Instruções
1. Diga se cada afirmação a seguir concorda com a notícia sobre o candidato morto em Patrocínio e responda sim ou não, citando literalmente as palavras que decidem: (a) Marra se entregou após três dias foragido; (b) as autoridades divulgaram onde Marra está preso; (c) o depoimento de Marra durou cerca de quatro horas.
2. Escreva a continuação da notícia sobre o candidato morto em Patrocínio, começando logo depois da última frase apresentada.

Trecho citado
►

Minas Gerais Homem que matou candidato em Minas alega 'legítima defesa'

Homem que matou candidato em Minas alega 'legítima defesa'

Em depoimento prestado neste domingo (27), Jorge Marra (DEM) diz ter se sentido ameaçado e que não se lembra de mais nada depois do 1º disparo

  • Minas Gerais | Lucas Pavanelli, do R7, com TV Paranaíba

O ex-secretário de Obras de Patrocínio, a 390 km de Belo Horizonte, Jorge Marra (DEM), disse que disparou contra o candidato a vereador Cássio Remis (PSDB) em "legítima defesa" e que se sentiu ameaçado.

Marra se entregou na noite deste domingo (27) na Delegacia Regional de Patrocínio, após três dias foragido, e passou a primeira noite na cadeia. As autoridades não revelam onde ele está preso. 

Marra, que é irmão do atual prefeito de Patrocínio, Deiró Marra (DEM), prestou depoimento por cerca de duas horas na delegacia, onde afirmou que agiu por legítima defesa, como explica o delegado. 

Jorge Marra se entregou no domingo

Jorge Marra se entregou no domingo

Reprodução/Redes sociais

— A tese principal dele é que ele só pegou arma e disparou porque ele se sentiu amedrontado. Porque a vítima estava dentro da caminhonete com ele, tinha entrado pela porta do passageiro e tinha tentado agredir ele.

◄

Registros de dados
►

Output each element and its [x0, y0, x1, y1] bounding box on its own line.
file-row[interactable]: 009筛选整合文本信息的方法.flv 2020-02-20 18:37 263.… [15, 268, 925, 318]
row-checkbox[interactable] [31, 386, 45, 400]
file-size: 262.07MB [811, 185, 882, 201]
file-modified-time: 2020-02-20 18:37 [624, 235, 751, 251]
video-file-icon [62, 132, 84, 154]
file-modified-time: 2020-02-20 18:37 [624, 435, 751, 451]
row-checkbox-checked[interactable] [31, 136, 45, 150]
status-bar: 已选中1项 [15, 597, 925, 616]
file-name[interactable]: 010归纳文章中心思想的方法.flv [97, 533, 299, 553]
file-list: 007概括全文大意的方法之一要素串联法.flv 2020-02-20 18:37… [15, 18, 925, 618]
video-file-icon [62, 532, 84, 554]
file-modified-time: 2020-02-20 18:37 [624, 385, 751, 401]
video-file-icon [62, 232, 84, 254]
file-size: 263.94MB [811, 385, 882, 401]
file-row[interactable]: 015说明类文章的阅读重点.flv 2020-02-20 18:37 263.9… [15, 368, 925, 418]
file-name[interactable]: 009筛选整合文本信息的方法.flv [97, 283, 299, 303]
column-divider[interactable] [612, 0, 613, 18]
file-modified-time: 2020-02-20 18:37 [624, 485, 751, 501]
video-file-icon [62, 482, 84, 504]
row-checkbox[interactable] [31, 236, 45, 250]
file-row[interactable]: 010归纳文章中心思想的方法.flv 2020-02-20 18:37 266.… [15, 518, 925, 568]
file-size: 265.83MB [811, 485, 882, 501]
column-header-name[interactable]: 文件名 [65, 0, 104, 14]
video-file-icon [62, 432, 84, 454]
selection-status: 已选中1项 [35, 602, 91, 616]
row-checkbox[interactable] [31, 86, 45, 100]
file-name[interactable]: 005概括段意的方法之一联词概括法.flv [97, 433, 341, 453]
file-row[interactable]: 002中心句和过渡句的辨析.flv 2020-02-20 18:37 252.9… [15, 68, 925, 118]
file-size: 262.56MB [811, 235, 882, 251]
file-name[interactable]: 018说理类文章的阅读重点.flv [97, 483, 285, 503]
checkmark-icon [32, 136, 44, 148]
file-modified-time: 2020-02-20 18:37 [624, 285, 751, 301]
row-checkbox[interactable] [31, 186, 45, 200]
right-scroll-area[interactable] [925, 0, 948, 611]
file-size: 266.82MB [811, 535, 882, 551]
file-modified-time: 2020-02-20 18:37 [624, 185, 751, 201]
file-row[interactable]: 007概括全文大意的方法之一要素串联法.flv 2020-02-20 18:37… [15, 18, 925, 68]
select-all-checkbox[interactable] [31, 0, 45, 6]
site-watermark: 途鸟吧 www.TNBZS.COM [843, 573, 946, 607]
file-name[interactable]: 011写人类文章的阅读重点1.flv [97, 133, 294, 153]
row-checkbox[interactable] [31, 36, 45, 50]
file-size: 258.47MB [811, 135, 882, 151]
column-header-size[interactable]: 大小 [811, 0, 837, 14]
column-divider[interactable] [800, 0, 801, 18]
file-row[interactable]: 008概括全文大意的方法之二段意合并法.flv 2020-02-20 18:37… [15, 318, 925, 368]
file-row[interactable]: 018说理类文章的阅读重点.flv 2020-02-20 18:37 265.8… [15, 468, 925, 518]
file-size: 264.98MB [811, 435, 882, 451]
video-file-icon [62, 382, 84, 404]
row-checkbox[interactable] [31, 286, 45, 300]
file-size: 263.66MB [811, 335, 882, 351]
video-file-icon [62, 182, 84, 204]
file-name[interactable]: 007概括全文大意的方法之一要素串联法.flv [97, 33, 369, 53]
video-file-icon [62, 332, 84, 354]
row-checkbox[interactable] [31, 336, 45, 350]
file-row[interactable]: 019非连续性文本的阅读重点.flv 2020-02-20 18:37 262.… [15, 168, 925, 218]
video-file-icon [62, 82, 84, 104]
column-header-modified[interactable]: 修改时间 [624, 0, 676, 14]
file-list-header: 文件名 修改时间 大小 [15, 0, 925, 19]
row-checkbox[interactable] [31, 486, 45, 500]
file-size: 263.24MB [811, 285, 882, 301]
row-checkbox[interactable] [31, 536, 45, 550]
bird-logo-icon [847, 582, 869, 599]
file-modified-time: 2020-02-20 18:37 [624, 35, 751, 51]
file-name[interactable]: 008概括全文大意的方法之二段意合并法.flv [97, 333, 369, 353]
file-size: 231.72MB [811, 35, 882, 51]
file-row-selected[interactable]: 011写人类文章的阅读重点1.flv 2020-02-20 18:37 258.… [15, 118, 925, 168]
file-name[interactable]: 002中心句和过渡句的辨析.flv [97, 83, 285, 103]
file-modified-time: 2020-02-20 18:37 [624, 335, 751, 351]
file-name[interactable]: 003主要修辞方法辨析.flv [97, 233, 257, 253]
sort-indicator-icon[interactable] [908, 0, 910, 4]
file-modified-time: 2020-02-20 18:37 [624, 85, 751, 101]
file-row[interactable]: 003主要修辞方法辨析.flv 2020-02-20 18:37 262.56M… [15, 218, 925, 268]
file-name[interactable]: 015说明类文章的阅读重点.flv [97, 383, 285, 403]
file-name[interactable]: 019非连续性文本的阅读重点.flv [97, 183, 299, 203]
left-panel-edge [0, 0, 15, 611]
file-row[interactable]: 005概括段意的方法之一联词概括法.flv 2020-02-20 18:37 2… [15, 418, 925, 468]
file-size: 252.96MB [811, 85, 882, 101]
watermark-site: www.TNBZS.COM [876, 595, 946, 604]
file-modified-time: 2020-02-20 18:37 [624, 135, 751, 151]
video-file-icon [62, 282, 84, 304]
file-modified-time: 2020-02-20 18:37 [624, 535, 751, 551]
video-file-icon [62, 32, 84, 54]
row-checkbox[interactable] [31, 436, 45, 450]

◄

Problemas resolvidos
1.
(a) Sim: "após três dias foragido".
(b) Não: "As autoridades não revelam onde ele está preso."
(c) Não: "prestou depoimento por cerca de duas horas".

2.
Ainda de acordo com o delegado, Marra alega que, neste momento, Remis fechou a porta, chamou ele de "velho" e falou que iria do outro lado. 

— Nesse momento, ele fala que ficou muito assustado, pegou a arma, saiu da caminhonete e começou a disparar. Ele alega que apartir desse momento não se recorda mais. 

Investigação

As investigações sobre o crime continuam. Para esta semana estão previstos depoimentos de testemunhas, da esposa de Remis e do ex-prefeito de Perdizes, em cuja fazenda foi encontrada a caminhonete e a arma do crime. 

— A esposa da vítima vai poder contrinbuir com email e os acessos a redes sociais, como Facebook e Instagram para saber se ele estava mesmo sendo ameaçado. 

Protesto

Um grupo de moradores da cidade fez um protesto na noite de domingo, pedindo Justiça na resolução do crime, enquanto Jorge Marra prestava depoimento na delegacia.